Problem description: Retype each line exactly. Skip images.

Provided records:

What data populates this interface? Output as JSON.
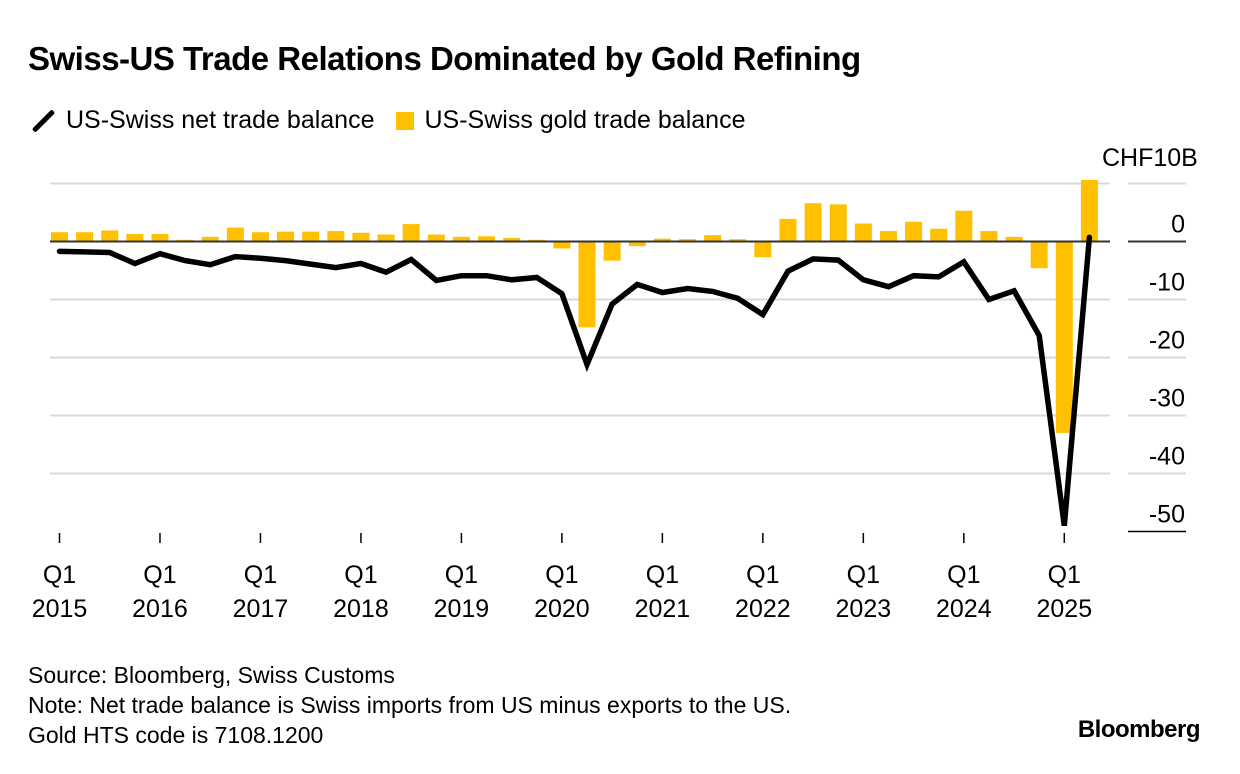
{
  "title": "Swiss-US Trade Relations Dominated by Gold Refining",
  "legend": [
    {
      "label": "US-Swiss net trade balance",
      "type": "line",
      "color": "#000000"
    },
    {
      "label": "US-Swiss gold trade balance",
      "type": "bar",
      "color": "#ffc000"
    }
  ],
  "unit_label": "CHF10B",
  "footer": {
    "source": "Source: Bloomberg, Swiss Customs",
    "note": "Note: Net trade balance is Swiss imports from US minus exports to the US.",
    "note2": "Gold HTS code is 7108.1200",
    "brand": "Bloomberg"
  },
  "chart_data": {
    "type": "bar+line",
    "title": "Swiss-US Trade Relations Dominated by Gold Refining",
    "ylabel": "CHF10B",
    "ylim": [
      -55,
      10
    ],
    "yticks": [
      0,
      -10,
      -20,
      -30,
      -40,
      -50
    ],
    "grid": true,
    "y_axis_side": "right",
    "legend_position": "top-left",
    "x_tick_labels": [
      {
        "quarter": "Q1",
        "year": "2015"
      },
      {
        "quarter": "Q1",
        "year": "2016"
      },
      {
        "quarter": "Q1",
        "year": "2017"
      },
      {
        "quarter": "Q1",
        "year": "2018"
      },
      {
        "quarter": "Q1",
        "year": "2019"
      },
      {
        "quarter": "Q1",
        "year": "2020"
      },
      {
        "quarter": "Q1",
        "year": "2021"
      },
      {
        "quarter": "Q1",
        "year": "2022"
      },
      {
        "quarter": "Q1",
        "year": "2023"
      },
      {
        "quarter": "Q1",
        "year": "2024"
      },
      {
        "quarter": "Q1",
        "year": "2025"
      }
    ],
    "x": [
      "Q1 2015",
      "Q2 2015",
      "Q3 2015",
      "Q4 2015",
      "Q1 2016",
      "Q2 2016",
      "Q3 2016",
      "Q4 2016",
      "Q1 2017",
      "Q2 2017",
      "Q3 2017",
      "Q4 2017",
      "Q1 2018",
      "Q2 2018",
      "Q3 2018",
      "Q4 2018",
      "Q1 2019",
      "Q2 2019",
      "Q3 2019",
      "Q4 2019",
      "Q1 2020",
      "Q2 2020",
      "Q3 2020",
      "Q4 2020",
      "Q1 2021",
      "Q2 2021",
      "Q3 2021",
      "Q4 2021",
      "Q1 2022",
      "Q2 2022",
      "Q3 2022",
      "Q4 2022",
      "Q1 2023",
      "Q2 2023",
      "Q3 2023",
      "Q4 2023",
      "Q1 2024",
      "Q2 2024",
      "Q3 2024",
      "Q4 2024",
      "Q1 2025",
      "Q2 2025"
    ],
    "series": [
      {
        "name": "US-Swiss net trade balance",
        "type": "line",
        "color": "#000000",
        "values": [
          -1.7,
          -1.8,
          -1.9,
          -3.8,
          -2.1,
          -3.3,
          -4.0,
          -2.6,
          -2.9,
          -3.3,
          -3.9,
          -4.5,
          -3.8,
          -5.3,
          -3.1,
          -6.7,
          -5.9,
          -5.9,
          -6.6,
          -6.2,
          -9.0,
          -21.2,
          -10.8,
          -7.4,
          -8.8,
          -8.1,
          -8.6,
          -9.8,
          -12.6,
          -5.1,
          -3.0,
          -3.2,
          -6.6,
          -7.8,
          -5.9,
          -6.1,
          -3.5,
          -10.0,
          -8.5,
          -16.2,
          -49.0,
          0.7
        ]
      },
      {
        "name": "US-Swiss gold trade balance",
        "type": "bar",
        "color": "#ffc000",
        "values": [
          1.6,
          1.6,
          1.9,
          1.3,
          1.3,
          0.3,
          0.8,
          2.4,
          1.6,
          1.7,
          1.7,
          1.8,
          1.5,
          1.2,
          3.0,
          1.2,
          0.8,
          0.9,
          0.6,
          0.3,
          -1.2,
          -14.8,
          -3.3,
          -0.8,
          0.5,
          0.4,
          1.1,
          0.4,
          -2.7,
          3.9,
          6.6,
          6.4,
          3.1,
          1.8,
          3.4,
          2.2,
          5.3,
          1.8,
          0.8,
          -4.6,
          -33.0,
          10.6
        ]
      }
    ]
  }
}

Output for this task:
What data populates this interface? Output as JSON.
{
  "title": "Swiss-US Trade Relations Dominated by Gold Refining",
  "legend": [
    {
      "label": "US-Swiss net trade balance",
      "type": "line",
      "color": "#000000"
    },
    {
      "label": "US-Swiss gold trade balance",
      "type": "bar",
      "color": "#ffc000"
    }
  ],
  "unit_label": "CHF10B",
  "footer": {
    "source": "Source: Bloomberg, Swiss Customs",
    "note": "Note: Net trade balance is Swiss imports from US minus exports to the US.",
    "note2": "Gold HTS code is 7108.1200",
    "brand": "Bloomberg"
  },
  "chart_data": {
    "type": "bar+line",
    "title": "Swiss-US Trade Relations Dominated by Gold Refining",
    "ylabel": "CHF10B",
    "ylim": [
      -55,
      10
    ],
    "yticks": [
      0,
      -10,
      -20,
      -30,
      -40,
      -50
    ],
    "grid": true,
    "y_axis_side": "right",
    "legend_position": "top-left",
    "x_tick_labels": [
      {
        "quarter": "Q1",
        "year": "2015"
      },
      {
        "quarter": "Q1",
        "year": "2016"
      },
      {
        "quarter": "Q1",
        "year": "2017"
      },
      {
        "quarter": "Q1",
        "year": "2018"
      },
      {
        "quarter": "Q1",
        "year": "2019"
      },
      {
        "quarter": "Q1",
        "year": "2020"
      },
      {
        "quarter": "Q1",
        "year": "2021"
      },
      {
        "quarter": "Q1",
        "year": "2022"
      },
      {
        "quarter": "Q1",
        "year": "2023"
      },
      {
        "quarter": "Q1",
        "year": "2024"
      },
      {
        "quarter": "Q1",
        "year": "2025"
      }
    ],
    "x": [
      "Q1 2015",
      "Q2 2015",
      "Q3 2015",
      "Q4 2015",
      "Q1 2016",
      "Q2 2016",
      "Q3 2016",
      "Q4 2016",
      "Q1 2017",
      "Q2 2017",
      "Q3 2017",
      "Q4 2017",
      "Q1 2018",
      "Q2 2018",
      "Q3 2018",
      "Q4 2018",
      "Q1 2019",
      "Q2 2019",
      "Q3 2019",
      "Q4 2019",
      "Q1 2020",
      "Q2 2020",
      "Q3 2020",
      "Q4 2020",
      "Q1 2021",
      "Q2 2021",
      "Q3 2021",
      "Q4 2021",
      "Q1 2022",
      "Q2 2022",
      "Q3 2022",
      "Q4 2022",
      "Q1 2023",
      "Q2 2023",
      "Q3 2023",
      "Q4 2023",
      "Q1 2024",
      "Q2 2024",
      "Q3 2024",
      "Q4 2024",
      "Q1 2025",
      "Q2 2025"
    ],
    "series": [
      {
        "name": "US-Swiss net trade balance",
        "type": "line",
        "color": "#000000",
        "values": [
          -1.7,
          -1.8,
          -1.9,
          -3.8,
          -2.1,
          -3.3,
          -4.0,
          -2.6,
          -2.9,
          -3.3,
          -3.9,
          -4.5,
          -3.8,
          -5.3,
          -3.1,
          -6.7,
          -5.9,
          -5.9,
          -6.6,
          -6.2,
          -9.0,
          -21.2,
          -10.8,
          -7.4,
          -8.8,
          -8.1,
          -8.6,
          -9.8,
          -12.6,
          -5.1,
          -3.0,
          -3.2,
          -6.6,
          -7.8,
          -5.9,
          -6.1,
          -3.5,
          -10.0,
          -8.5,
          -16.2,
          -49.0,
          0.7
        ]
      },
      {
        "name": "US-Swiss gold trade balance",
        "type": "bar",
        "color": "#ffc000",
        "values": [
          1.6,
          1.6,
          1.9,
          1.3,
          1.3,
          0.3,
          0.8,
          2.4,
          1.6,
          1.7,
          1.7,
          1.8,
          1.5,
          1.2,
          3.0,
          1.2,
          0.8,
          0.9,
          0.6,
          0.3,
          -1.2,
          -14.8,
          -3.3,
          -0.8,
          0.5,
          0.4,
          1.1,
          0.4,
          -2.7,
          3.9,
          6.6,
          6.4,
          3.1,
          1.8,
          3.4,
          2.2,
          5.3,
          1.8,
          0.8,
          -4.6,
          -33.0,
          10.6
        ]
      }
    ]
  }
}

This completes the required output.